List each line holding the string "JSON".

Begin Recorded information

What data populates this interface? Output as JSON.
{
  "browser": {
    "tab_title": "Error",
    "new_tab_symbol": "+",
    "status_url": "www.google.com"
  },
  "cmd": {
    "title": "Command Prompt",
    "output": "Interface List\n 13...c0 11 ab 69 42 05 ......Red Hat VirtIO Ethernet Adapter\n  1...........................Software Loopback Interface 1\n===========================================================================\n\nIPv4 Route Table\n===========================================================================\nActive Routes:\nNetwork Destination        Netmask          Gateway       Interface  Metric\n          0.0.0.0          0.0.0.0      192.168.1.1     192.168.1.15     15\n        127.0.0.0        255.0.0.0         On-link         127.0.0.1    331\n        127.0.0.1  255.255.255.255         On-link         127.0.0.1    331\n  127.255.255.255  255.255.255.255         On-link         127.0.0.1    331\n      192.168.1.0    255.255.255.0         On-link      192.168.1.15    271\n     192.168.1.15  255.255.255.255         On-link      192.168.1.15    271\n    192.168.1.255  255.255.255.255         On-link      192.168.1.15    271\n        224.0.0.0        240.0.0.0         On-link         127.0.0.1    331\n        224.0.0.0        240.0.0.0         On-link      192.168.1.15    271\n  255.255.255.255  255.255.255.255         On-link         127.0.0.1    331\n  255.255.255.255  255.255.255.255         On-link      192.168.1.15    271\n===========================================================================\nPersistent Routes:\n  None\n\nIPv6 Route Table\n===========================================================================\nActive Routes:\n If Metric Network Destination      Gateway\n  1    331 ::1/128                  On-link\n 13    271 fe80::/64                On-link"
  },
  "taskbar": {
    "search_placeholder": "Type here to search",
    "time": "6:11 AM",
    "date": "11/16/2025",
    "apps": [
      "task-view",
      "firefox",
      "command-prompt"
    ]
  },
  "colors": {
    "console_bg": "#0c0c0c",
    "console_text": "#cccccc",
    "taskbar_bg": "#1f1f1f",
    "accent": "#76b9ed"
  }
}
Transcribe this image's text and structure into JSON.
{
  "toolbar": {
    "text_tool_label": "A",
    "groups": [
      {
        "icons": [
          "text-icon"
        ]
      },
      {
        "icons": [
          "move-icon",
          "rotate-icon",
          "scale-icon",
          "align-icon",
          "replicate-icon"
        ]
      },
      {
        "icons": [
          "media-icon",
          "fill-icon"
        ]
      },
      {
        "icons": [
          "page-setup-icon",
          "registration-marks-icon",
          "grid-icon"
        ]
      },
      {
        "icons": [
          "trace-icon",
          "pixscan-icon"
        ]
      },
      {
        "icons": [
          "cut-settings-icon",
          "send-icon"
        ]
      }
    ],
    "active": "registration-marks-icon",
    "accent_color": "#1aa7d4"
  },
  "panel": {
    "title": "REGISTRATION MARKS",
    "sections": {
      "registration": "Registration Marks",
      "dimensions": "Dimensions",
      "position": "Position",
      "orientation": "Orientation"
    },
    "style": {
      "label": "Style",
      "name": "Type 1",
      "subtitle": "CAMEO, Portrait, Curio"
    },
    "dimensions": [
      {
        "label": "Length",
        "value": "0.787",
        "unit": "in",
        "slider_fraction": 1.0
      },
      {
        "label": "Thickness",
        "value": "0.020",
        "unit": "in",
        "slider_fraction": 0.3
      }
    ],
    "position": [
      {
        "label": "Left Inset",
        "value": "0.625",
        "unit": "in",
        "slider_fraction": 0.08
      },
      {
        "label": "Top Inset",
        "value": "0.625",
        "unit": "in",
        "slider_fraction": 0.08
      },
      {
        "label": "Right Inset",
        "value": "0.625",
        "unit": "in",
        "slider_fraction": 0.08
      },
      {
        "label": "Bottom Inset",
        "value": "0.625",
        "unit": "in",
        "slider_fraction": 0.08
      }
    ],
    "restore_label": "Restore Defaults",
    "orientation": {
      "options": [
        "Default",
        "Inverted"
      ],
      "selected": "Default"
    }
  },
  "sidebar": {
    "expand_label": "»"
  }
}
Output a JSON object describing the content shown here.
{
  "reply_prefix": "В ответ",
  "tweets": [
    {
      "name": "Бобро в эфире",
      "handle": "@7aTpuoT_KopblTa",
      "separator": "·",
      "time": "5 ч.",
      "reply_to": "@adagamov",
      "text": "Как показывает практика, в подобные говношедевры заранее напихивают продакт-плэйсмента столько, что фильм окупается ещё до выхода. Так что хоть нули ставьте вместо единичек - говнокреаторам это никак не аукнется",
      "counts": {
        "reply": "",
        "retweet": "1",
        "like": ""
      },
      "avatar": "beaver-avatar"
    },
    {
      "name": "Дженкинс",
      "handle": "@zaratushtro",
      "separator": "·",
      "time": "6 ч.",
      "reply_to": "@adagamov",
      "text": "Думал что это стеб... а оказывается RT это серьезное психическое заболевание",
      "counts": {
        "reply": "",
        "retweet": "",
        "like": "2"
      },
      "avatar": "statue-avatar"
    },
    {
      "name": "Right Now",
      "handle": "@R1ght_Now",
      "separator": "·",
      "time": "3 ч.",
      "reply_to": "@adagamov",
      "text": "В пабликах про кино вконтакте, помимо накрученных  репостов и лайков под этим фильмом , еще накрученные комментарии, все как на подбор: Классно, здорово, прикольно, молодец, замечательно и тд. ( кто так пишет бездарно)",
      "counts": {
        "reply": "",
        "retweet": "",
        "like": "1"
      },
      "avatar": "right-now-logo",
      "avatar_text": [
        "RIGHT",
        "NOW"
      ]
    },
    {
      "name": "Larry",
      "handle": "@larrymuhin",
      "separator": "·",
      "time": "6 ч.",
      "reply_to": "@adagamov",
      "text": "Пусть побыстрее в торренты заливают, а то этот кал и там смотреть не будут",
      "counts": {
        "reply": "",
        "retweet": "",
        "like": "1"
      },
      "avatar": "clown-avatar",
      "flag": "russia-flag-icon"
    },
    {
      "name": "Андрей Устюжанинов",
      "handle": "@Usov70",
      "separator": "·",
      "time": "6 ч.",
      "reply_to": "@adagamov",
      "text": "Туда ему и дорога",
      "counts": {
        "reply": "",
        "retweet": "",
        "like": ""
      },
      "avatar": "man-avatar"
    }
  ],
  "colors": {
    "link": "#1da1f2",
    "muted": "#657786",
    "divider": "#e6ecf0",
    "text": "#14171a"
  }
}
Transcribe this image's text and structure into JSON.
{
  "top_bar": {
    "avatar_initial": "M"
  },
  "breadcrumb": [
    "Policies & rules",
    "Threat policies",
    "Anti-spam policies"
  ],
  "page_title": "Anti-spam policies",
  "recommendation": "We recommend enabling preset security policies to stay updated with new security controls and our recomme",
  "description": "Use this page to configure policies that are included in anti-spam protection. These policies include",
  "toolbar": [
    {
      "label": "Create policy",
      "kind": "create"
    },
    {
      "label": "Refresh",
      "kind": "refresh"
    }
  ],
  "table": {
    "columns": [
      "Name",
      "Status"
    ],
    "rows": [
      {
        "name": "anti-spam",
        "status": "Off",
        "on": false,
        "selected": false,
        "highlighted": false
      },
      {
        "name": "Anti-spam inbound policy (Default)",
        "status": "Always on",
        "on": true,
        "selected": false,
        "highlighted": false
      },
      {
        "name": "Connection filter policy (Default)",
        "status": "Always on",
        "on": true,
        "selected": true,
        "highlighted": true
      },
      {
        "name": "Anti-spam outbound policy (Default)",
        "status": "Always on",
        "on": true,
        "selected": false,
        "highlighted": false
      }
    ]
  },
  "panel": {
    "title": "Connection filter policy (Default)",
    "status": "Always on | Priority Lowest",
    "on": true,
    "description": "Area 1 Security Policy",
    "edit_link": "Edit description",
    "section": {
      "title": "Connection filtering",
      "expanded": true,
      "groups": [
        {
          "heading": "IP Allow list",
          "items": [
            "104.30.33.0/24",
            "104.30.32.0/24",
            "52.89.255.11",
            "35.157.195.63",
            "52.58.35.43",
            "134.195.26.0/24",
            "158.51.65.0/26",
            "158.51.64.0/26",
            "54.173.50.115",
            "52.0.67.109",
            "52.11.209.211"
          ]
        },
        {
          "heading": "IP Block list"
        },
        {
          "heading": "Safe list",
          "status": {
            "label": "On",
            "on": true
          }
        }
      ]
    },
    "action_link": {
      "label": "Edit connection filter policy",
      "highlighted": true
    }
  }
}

End Recorded information

Output
What data populates this interface? Output as JSON.
Transcribe this image's text and structure into JSON.
Output a JSON object describing the content shown here.
Transcribe this image's text and structure into JSON.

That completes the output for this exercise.